→ Texto extraído
Suas palavras deveriam ser a própria expressão da Mãe universal, veículos de amor, de sabedoria, veículos de doçura; instrumento para criar paz, prosperidade, união.
Mas, também é dito que, em dado momento da jornada, o demônio é quem tomou o trono e está sentado na ponta da língua. (Prem Baba canta: “Descobri que o demônio mora na ponta da língua, prometi que me calava para não mais morrer à mingua.”)
Então, se você percebe que está se destruindo e destruindo o outro através da sua palavra, é muito bom você calar a boca mesmo, é muito importante que você faça a austeridade, a tapasya, de ficar quieto.
Coloca a língua no céu da boa e não tira para nada, só para comer quando precisar. Enquanto isso, repita os nomes de Deus, trabalhe para conectar sua mente com a divindade.
Repita os nomes de Deus dentro de você, dentro, até que, vagarosamente, vá purificando a maldade que está na ponta da língua, até que você possa novamente permitir que Saraswati ocupe o trono. A palavra é um grande poder.
Porque, outra lei desse plano que vivemos é a lei do karma. A lei de ação e reação é uma lei inexorável, não tem como fugir dela se você está encarnado aqui; se está dentro de um corpo, você esta submetido a lei de ação e reação.
Você constrói aquilo que entende como realidade através de pensamentos, palavras e ações. O pensamento se transforma em palavras, que se transforma em ação.
A palavra em si já é uma ação, assim como o pensamento também é uma ação. São estágios diferentes do mesmo impulso. Aí, dependendo do estágio o impulso, vai ter uma reação X ou Y.

→ Instrução dada 1
Reproduza na íntegra o texto sobre o poder da palavra.
→ Instrução dada 2
Organize em uma tabela Markdown, com as colunas n e Linha, tudo o que vai da primeira linha dos dados até a linha que contém "403, 63, 417]", ambas incluídas. Deixe de fora as linhas em branco.

→ Dados do exercício
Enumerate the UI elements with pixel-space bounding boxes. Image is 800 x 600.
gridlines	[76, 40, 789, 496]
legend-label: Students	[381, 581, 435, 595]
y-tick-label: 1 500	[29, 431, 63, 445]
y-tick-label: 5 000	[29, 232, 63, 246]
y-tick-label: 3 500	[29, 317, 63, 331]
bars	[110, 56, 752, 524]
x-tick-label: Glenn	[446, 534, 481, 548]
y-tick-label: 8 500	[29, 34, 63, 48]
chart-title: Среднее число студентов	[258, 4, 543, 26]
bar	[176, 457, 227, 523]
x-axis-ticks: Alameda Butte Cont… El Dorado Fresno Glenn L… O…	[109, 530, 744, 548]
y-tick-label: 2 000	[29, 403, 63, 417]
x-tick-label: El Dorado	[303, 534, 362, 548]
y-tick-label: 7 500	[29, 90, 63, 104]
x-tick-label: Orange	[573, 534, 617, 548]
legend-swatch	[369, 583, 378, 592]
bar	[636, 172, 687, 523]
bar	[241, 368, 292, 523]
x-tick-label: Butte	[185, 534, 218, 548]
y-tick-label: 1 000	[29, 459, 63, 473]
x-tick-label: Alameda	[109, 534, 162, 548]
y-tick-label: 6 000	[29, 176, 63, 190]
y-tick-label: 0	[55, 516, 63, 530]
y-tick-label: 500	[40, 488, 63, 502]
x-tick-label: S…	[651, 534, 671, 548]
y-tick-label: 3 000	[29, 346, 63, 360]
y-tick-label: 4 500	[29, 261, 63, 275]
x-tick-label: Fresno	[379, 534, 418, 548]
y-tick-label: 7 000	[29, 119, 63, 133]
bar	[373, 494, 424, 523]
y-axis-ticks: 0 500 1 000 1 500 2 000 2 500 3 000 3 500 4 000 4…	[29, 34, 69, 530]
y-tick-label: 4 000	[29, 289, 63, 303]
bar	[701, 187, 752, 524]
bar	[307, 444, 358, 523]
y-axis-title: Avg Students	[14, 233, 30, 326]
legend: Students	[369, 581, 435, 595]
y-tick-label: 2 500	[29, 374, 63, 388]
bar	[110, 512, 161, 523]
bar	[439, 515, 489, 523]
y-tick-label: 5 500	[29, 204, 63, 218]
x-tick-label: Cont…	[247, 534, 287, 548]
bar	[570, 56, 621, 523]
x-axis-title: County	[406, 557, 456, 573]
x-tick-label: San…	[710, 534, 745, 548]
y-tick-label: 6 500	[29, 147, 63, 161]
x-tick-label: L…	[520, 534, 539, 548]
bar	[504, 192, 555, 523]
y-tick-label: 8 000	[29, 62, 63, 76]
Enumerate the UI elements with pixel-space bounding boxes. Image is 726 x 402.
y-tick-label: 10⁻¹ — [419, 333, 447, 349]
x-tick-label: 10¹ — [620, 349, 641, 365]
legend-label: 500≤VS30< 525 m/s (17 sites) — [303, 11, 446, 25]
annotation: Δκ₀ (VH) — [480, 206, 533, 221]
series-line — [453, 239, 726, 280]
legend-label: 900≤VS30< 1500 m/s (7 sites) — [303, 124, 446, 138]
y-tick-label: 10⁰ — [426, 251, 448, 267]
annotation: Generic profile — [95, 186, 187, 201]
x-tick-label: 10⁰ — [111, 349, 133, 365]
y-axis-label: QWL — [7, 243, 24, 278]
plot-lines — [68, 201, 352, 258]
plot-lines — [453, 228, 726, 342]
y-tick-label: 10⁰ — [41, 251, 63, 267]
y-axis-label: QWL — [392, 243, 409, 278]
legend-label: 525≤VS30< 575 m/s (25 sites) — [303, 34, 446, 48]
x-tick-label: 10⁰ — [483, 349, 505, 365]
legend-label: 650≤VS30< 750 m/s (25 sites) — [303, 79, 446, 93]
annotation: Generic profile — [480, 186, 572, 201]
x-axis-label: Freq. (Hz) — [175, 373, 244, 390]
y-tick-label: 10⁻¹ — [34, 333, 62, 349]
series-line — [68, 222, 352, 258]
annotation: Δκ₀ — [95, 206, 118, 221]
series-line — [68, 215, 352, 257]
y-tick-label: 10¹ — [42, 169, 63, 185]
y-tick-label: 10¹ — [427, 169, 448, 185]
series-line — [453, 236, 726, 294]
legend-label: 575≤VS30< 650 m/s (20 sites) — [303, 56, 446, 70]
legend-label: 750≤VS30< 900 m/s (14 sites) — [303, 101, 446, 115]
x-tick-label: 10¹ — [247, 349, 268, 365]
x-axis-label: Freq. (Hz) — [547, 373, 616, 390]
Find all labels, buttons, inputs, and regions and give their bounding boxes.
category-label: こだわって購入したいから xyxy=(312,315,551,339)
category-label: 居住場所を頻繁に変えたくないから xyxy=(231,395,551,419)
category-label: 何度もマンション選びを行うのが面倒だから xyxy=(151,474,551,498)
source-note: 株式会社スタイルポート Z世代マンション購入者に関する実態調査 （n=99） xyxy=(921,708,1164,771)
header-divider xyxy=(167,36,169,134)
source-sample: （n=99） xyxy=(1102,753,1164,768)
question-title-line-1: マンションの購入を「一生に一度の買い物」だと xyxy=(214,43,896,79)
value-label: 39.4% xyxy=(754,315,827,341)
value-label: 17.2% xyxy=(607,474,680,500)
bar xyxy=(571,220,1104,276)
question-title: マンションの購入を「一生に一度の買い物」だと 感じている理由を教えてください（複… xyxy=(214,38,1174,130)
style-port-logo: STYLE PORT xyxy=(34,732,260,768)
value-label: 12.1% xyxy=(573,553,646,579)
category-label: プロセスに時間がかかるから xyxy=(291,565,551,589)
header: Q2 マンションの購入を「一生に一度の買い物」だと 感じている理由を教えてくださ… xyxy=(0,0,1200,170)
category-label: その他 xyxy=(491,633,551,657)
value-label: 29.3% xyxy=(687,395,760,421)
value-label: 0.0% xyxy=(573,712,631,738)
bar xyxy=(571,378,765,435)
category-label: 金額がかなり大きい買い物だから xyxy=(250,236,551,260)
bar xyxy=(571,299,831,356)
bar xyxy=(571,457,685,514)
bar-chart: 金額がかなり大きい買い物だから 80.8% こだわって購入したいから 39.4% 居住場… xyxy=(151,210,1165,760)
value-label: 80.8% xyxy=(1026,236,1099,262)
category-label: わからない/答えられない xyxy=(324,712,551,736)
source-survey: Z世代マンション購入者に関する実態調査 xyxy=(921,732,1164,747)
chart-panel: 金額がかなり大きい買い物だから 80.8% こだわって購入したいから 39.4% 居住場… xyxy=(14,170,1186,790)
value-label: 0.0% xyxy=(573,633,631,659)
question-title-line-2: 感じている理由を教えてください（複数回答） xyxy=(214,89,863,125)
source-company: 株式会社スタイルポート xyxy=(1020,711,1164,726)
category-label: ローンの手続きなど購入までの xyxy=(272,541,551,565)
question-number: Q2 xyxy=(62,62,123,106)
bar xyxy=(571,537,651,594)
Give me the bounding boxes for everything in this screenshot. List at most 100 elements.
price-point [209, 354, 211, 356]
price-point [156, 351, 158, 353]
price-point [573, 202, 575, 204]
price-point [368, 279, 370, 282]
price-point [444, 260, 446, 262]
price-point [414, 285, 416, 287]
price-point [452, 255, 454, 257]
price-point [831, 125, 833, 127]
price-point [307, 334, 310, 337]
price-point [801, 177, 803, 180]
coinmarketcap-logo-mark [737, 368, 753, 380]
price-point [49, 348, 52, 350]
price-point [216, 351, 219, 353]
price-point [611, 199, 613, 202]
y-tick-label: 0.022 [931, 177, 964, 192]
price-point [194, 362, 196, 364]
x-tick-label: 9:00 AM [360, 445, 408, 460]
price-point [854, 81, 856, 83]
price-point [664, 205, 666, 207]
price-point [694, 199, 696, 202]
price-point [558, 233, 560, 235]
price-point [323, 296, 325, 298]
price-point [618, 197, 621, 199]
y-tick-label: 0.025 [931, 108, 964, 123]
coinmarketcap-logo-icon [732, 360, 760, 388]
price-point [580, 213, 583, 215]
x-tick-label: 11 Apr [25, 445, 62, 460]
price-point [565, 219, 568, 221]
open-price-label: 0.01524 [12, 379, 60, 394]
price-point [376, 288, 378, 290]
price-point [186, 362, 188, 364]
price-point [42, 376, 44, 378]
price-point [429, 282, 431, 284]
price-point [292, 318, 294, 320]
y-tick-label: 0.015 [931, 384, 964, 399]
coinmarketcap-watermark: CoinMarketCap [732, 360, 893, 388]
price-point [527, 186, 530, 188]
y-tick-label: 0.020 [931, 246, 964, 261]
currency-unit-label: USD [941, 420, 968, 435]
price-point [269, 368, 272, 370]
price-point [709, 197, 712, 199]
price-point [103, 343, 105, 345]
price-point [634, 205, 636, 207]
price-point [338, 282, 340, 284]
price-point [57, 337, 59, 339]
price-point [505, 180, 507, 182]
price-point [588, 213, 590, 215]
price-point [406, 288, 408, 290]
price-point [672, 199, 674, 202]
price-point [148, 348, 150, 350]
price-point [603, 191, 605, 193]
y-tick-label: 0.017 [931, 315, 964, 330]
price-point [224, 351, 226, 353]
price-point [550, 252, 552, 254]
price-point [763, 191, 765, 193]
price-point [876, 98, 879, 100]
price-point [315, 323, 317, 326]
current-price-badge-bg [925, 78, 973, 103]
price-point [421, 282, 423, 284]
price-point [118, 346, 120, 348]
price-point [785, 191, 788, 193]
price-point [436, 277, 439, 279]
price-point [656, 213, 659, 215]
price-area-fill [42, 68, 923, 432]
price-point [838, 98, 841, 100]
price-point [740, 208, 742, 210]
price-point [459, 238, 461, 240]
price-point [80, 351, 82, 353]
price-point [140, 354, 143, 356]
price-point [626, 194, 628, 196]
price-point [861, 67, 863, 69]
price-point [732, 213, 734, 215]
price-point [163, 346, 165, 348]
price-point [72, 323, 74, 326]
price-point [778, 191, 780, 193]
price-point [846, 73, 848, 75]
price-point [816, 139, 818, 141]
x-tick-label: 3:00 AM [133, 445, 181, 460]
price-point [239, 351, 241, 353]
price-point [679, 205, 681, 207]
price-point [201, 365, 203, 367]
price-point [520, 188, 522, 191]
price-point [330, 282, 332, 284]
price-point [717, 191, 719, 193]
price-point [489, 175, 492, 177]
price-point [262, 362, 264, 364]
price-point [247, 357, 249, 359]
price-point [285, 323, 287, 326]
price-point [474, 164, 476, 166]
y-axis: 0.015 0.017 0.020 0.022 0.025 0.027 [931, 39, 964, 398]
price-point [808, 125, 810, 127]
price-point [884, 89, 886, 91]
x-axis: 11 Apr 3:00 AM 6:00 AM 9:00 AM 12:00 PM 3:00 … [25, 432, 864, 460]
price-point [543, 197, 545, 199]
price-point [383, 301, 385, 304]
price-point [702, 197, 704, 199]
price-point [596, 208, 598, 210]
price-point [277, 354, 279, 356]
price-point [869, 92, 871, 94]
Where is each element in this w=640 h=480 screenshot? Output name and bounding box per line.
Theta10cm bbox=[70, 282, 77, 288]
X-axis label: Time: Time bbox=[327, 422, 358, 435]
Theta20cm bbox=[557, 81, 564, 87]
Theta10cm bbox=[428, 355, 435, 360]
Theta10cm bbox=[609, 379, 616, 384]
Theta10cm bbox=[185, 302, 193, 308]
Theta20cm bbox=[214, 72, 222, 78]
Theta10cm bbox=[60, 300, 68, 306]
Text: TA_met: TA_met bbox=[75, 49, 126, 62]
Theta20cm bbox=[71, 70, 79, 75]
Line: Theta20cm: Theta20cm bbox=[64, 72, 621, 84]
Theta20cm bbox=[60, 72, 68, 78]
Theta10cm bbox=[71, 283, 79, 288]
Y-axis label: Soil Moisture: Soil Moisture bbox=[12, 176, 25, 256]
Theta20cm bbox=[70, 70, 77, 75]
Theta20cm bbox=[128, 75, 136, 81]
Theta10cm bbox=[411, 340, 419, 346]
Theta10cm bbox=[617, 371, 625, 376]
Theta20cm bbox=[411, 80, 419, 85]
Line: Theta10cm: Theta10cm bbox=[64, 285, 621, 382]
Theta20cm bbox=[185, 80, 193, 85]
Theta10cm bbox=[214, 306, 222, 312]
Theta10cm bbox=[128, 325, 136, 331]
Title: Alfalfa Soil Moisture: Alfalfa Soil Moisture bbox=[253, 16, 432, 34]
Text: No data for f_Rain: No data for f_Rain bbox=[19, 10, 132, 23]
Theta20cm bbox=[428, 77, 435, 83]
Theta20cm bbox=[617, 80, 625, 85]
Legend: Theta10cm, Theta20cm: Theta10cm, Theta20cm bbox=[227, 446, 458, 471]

→ Solução completa 1
Suas palavras deveriam ser a própria expressão da Mãe universal, veículos de amor, de sabedoria, veículos de doçura; instrumento para criar paz, prosperidade, união.
Mas, também é dito que, em dado momento da jornada, o demônio é quem tomou o trono e está sentado na ponta da língua. (Prem Baba canta: “Descobri que o demônio mora na ponta da língua, prometi que me calava para não mais morrer à mingua.”)
Então, se você percebe que está se destruindo e destruindo o outro através da sua palavra, é muito bom você calar a boca mesmo, é muito importante que você faça a austeridade, a tapasya, de ficar quieto.
Coloca a língua no céu da boa e não tira para nada, só para comer quando precisar. Enquanto isso, repita os nomes de Deus, trabalhe para conectar sua mente com a divindade.
Repita os nomes de Deus dentro de você, dentro, até que, vagarosamente, vá purificando a maldade que está na ponta da língua, até que você possa novamente permitir que Saraswati ocupe o trono. A palavra é um grande poder.
Porque, outra lei desse plano que vivemos é a lei do karma. A lei de ação e reação é uma lei inexorável, não tem como fugir dela se você está encarnado aqui; se está dentro de um corpo, você esta submetido a lei de ação e reação.
Você constrói aquilo que entende como realidade através de pensamentos, palavras e ações. O pensamento se transforma em palavras, que se transforma em ação.
A palavra em si já é uma ação, assim como o pensamento também é uma ação. São estágios diferentes do mesmo impulso. Aí, dependendo do estágio o impulso, vai ter uma reação X ou Y.

→ Solução completa 2
| n | Linha |
|---|---|
| 1 | Enumerate the UI elements with pixel-space bounding boxes. Image is 800 x 600. |
| 2 | gridlines	[76, 40, 789, 496] |
| 3 | legend-label: Students	[381, 581, 435, 595] |
| 4 | y-tick-label: 1 500	[29, 431, 63, 445] |
| 5 | y-tick-label: 5 000	[29, 232, 63, 246] |
| 6 | y-tick-label: 3 500	[29, 317, 63, 331] |
| 7 | bars	[110, 56, 752, 524] |
| 8 | x-tick-label: Glenn	[446, 534, 481, 548] |
| 9 | y-tick-label: 8 500	[29, 34, 63, 48] |
| 10 | chart-title: Среднее число студентов	[258, 4, 543, 26] |
| 11 | bar	[176, 457, 227, 523] |
| 12 | x-axis-ticks: Alameda Butte Cont… El Dorado Fresno Glenn L… O…	[109, 530, 744, 548] |
| 13 | y-tick-label: 2 000	[29, 403, 63, 417] |